Start of Text under study

Monkey Code
There's another MDA discussion at TSS, and it has prompted this longer-than-usual post on Monkey Code.
This is a single archived entry from Stefan Tilkov’s blog. For more up-to-date content, check out my author page at INNOQ, which has more information about me and also contains a list of published talks, podcasts, and articles. Or you can check out the full archive.
There's another MDA discussion at TSS, and it has prompted this longer-than-usual post on Monkey Code.
I couldn’t agree with you more. Creating those umpteen classes each with umpteen getter and setter methods is plain silly, because the responsibility of each and every one of them can be summed up as “this class holds a set of name-value pairs and provides access to them”. We can easily do the same thing with only one class, e.g. a Tuple class.
Thanks for your comment. I’d like to point out, though, that a generic (not generative!) solution has its own set of problems. I remember load of performance problems in projects that put attributes into a hashmap in the objects where they were then accessed with something like getAttribute(“SomeAttrib”) instead of getSomeAttrib(). This is an order of magnitude slower at the minimum. It’s a good idea, as always, to aim for a balance between generative and generic solutions in your application.
True, getAttribute(“SomeAttrib”) is slower than getSomeAttrib(), but it still much faster that a database call or the generation of a HTML page. I have never found it to be a bottleneck. Generating the code is a happy medium in some ways, but I find it leads to the need to generate more code, which leads to the need to generate more code, etc… Although I have found successful ways to use Java reflection to mix the two paradaigms.
I’m not condemning this on principle: Whether the better approach for a given project is getSomeAttrib() or getAttribute() depends on the usage pattern. The getAttribute() way works very nicely for UI patterns, where you link an attribute name to a control. It sucks if you have complex algorithms that access the attribute multiple times. Combining code generation and genericity/reflection allows you to wrap one by the other - i.e., either have getSomeAttrib() call getAttribute(“SomeAttrib”) or the other way round. An MDA approach allows you to swap one for the other even when your application is done …
Yup. And it also works well for many classes of data processing applications as well (data entry, ETL, etc), because 90-95% of the attributes are just traveling from place to another. There are few reasons to call getAttribute() on them. However, I would probably not use the generic approach in a real-time control system. How does MDA allow you to swap implementations after the application is done?
The basic idea is that you can separate your object model - let’s say including the classes Customer, Address, Contract, Order - from a decision like whether you want to have attribute methods use a generic or a typed/named approach. Which of these approaches you use is specified in template rules; these are applied to the object model, yielding either one or the other result. Since you can re-generate even after you have manually added code that is not being generated from the model, you have a big opportunity to try things out easily.

End of Text under study
Start of Data for analysis

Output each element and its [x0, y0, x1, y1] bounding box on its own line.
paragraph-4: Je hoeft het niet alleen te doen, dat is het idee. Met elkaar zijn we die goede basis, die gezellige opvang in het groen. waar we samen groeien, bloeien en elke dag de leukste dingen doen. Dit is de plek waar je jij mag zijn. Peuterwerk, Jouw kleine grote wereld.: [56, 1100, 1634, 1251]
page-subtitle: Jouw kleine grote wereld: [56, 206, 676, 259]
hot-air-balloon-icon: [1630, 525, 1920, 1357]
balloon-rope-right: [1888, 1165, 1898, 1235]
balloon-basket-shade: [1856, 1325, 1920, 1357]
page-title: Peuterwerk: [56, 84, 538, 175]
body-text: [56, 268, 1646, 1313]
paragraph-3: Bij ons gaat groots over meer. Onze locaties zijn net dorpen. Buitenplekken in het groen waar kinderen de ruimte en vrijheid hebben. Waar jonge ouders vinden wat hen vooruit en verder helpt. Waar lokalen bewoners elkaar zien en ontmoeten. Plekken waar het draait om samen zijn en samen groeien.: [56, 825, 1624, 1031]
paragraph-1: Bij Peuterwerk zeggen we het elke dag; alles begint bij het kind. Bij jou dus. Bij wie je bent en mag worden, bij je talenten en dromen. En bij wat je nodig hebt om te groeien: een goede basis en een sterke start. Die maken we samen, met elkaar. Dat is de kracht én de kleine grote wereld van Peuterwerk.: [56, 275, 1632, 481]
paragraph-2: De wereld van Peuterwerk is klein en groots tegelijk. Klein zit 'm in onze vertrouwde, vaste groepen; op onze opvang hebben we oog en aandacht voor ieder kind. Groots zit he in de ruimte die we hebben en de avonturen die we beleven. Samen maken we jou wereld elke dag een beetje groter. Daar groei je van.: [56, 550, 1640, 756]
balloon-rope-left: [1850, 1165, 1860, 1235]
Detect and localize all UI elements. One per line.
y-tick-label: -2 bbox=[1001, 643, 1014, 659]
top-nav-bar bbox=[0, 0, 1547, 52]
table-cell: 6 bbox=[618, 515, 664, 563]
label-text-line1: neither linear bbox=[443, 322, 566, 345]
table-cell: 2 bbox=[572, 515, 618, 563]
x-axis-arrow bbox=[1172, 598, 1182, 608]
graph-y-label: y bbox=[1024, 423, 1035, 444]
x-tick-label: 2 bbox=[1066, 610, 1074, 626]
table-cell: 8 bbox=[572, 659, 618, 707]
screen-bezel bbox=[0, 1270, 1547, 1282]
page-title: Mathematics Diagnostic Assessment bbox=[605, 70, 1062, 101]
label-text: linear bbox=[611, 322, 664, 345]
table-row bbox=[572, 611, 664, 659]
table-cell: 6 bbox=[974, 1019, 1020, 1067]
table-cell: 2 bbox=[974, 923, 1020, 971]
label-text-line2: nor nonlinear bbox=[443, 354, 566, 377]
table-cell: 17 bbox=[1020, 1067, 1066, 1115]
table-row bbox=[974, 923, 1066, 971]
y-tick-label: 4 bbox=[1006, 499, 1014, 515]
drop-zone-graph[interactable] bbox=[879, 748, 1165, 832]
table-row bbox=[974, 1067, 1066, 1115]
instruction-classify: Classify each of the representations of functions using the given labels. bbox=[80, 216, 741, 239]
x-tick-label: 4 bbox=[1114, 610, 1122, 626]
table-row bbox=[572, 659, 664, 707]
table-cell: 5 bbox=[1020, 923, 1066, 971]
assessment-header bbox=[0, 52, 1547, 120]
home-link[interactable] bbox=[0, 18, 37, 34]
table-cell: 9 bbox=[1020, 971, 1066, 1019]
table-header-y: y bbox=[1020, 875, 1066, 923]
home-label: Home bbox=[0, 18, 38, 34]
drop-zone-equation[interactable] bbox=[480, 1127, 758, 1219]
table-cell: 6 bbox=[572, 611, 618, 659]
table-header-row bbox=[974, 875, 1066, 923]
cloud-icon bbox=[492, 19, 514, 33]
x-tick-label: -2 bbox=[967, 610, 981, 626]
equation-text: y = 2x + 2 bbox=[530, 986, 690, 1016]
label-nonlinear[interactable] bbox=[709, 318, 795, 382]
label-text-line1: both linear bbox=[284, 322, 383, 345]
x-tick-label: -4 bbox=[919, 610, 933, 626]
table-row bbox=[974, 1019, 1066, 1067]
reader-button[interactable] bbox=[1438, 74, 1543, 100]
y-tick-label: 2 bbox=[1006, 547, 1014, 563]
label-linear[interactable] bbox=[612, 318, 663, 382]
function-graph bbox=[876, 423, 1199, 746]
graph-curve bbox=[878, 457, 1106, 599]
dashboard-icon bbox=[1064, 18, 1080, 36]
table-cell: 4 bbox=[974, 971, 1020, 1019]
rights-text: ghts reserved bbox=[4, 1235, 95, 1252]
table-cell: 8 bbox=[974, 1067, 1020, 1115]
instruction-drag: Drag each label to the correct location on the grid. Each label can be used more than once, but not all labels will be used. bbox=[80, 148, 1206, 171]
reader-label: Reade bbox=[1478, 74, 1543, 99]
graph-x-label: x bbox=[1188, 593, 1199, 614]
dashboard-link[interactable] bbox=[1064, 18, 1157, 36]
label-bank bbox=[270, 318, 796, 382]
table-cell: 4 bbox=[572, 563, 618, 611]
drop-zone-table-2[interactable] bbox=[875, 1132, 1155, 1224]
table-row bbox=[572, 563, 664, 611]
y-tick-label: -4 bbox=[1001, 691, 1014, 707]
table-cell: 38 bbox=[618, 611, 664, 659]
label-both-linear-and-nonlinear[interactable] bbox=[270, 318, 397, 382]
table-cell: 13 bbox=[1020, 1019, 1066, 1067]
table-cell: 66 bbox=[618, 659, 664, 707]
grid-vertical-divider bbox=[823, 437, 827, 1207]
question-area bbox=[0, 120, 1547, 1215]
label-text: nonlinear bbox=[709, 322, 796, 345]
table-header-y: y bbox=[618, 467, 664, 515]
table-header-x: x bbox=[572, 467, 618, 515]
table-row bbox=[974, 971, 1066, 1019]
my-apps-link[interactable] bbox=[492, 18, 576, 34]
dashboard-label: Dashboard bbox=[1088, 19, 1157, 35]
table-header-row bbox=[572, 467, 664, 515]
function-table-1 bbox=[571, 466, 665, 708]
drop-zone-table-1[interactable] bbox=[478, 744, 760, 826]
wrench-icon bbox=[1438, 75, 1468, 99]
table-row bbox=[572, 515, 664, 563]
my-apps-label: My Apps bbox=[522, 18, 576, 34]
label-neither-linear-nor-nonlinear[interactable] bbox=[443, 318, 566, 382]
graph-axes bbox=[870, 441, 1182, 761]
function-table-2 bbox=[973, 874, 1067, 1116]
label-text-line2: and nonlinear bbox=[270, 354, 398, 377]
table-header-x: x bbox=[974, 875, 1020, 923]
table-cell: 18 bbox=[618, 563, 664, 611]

End of Data for analysis

* What the task asks *
Please reproduce the Monkey Code post word for word, everything from "Thanks for your" down to "in your application.". The entries above play no part in what is asked here.

* Output for this exercise *
Thanks for your comment. I’d like to point out, though, that a generic (not generative!) solution has its own set of problems. I remember load of performance problems in projects that put attributes into a hashmap in the objects where they were then accessed with something like getAttribute(“SomeAttrib”) instead of getSomeAttrib(). This is an order of magnitude slower at the minimum. It’s a good idea, as always, to aim for a balance between generative and generic solutions in your application.